◆ Task prompt
Output every line below exactly.

◆ Dataset content
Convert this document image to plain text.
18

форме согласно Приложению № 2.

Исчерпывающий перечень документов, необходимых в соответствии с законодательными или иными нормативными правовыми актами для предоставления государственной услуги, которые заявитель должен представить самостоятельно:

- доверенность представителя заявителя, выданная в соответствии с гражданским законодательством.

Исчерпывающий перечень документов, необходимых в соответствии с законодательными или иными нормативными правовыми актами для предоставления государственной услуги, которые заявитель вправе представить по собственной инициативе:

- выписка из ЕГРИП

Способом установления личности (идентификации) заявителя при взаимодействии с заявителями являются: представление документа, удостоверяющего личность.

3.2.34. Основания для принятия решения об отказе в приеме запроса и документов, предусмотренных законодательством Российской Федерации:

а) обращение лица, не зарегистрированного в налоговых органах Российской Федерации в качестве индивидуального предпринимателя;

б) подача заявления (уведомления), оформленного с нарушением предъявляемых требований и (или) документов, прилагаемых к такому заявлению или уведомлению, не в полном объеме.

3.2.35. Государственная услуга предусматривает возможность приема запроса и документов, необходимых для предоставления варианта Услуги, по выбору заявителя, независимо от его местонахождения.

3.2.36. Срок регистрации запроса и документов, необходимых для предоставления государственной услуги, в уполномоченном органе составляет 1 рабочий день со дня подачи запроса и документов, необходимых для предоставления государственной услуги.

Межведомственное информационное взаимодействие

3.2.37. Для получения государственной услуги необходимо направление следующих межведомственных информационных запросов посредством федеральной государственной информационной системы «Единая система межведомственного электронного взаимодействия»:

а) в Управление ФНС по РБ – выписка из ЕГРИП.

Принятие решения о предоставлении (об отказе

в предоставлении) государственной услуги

◆ Task result
Convert this document image to plain text.
18

форме согласно Приложению № 2.

Исчерпывающий перечень документов, необходимых в соответствии с законодательными или иными нормативными правовыми актами для предоставления государственной услуги, которые заявитель должен представить самостоятельно:

- доверенность представителя заявителя, выданная в соответствии с гражданским законодательством.

Исчерпывающий перечень документов, необходимых в соответствии с законодательными или иными нормативными правовыми актами для предоставления государственной услуги, которые заявитель вправе представить по собственной инициативе:

- выписка из ЕГРИП

Способом установления личности (идентификации) заявителя при взаимодействии с заявителями являются: представление документа, удостоверяющего личность.

3.2.34. Основания для принятия решения об отказе в приеме запроса и документов, предусмотренных законодательством Российской Федерации:

а) обращение лица, не зарегистрированного в налоговых органах Российской Федерации в качестве индивидуального предпринимателя;

б) подача заявления (уведомления), оформленного с нарушением предъявляемых требований и (или) документов, прилагаемых к такому заявлению или уведомлению, не в полном объеме.

3.2.35. Государственная услуга предусматривает возможность приема запроса и документов, необходимых для предоставления варианта Услуги, по выбору заявителя, независимо от его местонахождения.

3.2.36. Срок регистрации запроса и документов, необходимых для предоставления государственной услуги, в уполномоченном органе составляет 1 рабочий день со дня подачи запроса и документов, необходимых для предоставления государственной услуги.

Межведомственное информационное взаимодействие

3.2.37. Для получения государственной услуги необходимо направление следующих межведомственных информационных запросов посредством федеральной государственной информационной системы «Единая система межведомственного электронного взаимодействия»:

а) в Управление ФНС по РБ – выписка из ЕГРИП.

Принятие решения о предоставлении (об отказе

в предоставлении) государственной услуги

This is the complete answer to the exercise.